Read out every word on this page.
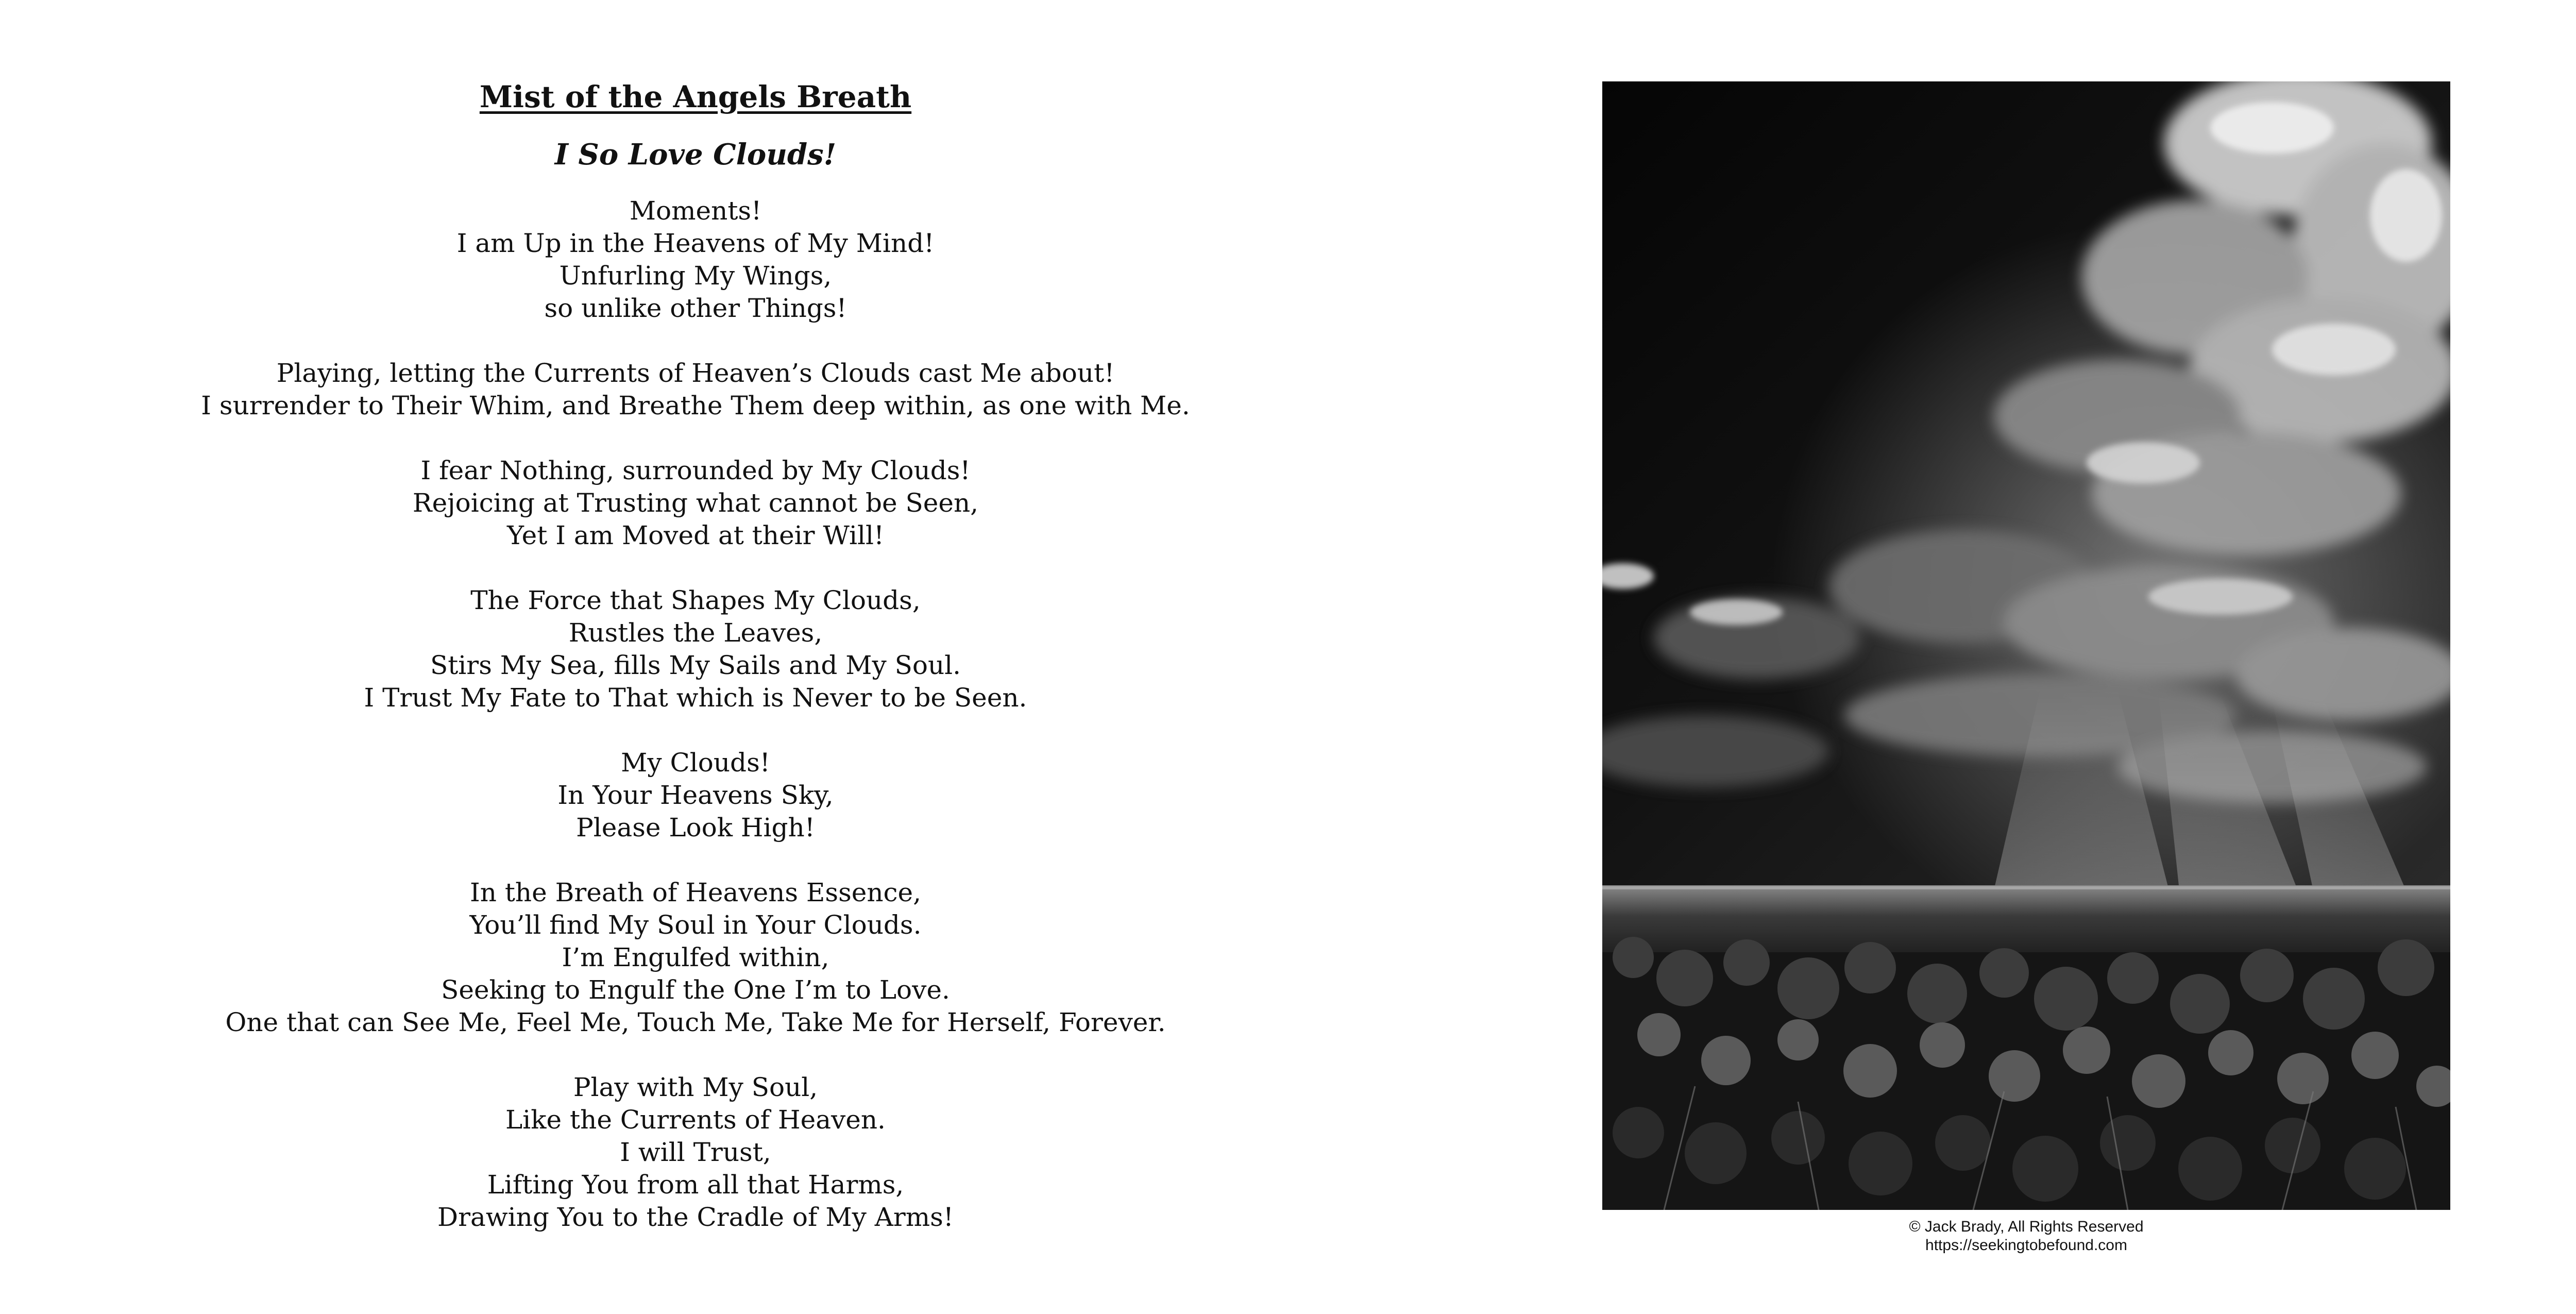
Mist of the Angels Breath
I So Love Clouds!

Moments!
I am Up in the Heavens of My Mind!
Unfurling My Wings,
so unlike other Things!

Playing, letting the Currents of Heaven’s Clouds cast Me about!
I surrender to Their Whim, and Breathe Them deep within, as one with Me.

I fear Nothing, surrounded by My Clouds!
Rejoicing at Trusting what cannot be Seen,
Yet I am Moved at their Will!

The Force that Shapes My Clouds,
Rustles the Leaves,
Stirs My Sea, fills My Sails and My Soul.
I Trust My Fate to That which is Never to be Seen.

My Clouds!
In Your Heavens Sky,
Please Look High!

In the Breath of Heavens Essence,
You’ll find My Soul in Your Clouds.
I’m Engulfed within,
Seeking to Engulf the One I’m to Love.
One that can See Me, Feel Me, Touch Me, Take Me for Herself, Forever.

Play with My Soul,
Like the Currents of Heaven.
I will Trust,
Lifting You from all that Harms,
Drawing You to the Cradle of My Arms!	© Jack Brady, All Rights Reserved
https://seekingtobefound.com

• • •

State how many lines of the listing include the word "Your". Reply with the number alone.

» **Solution for this exercise**
2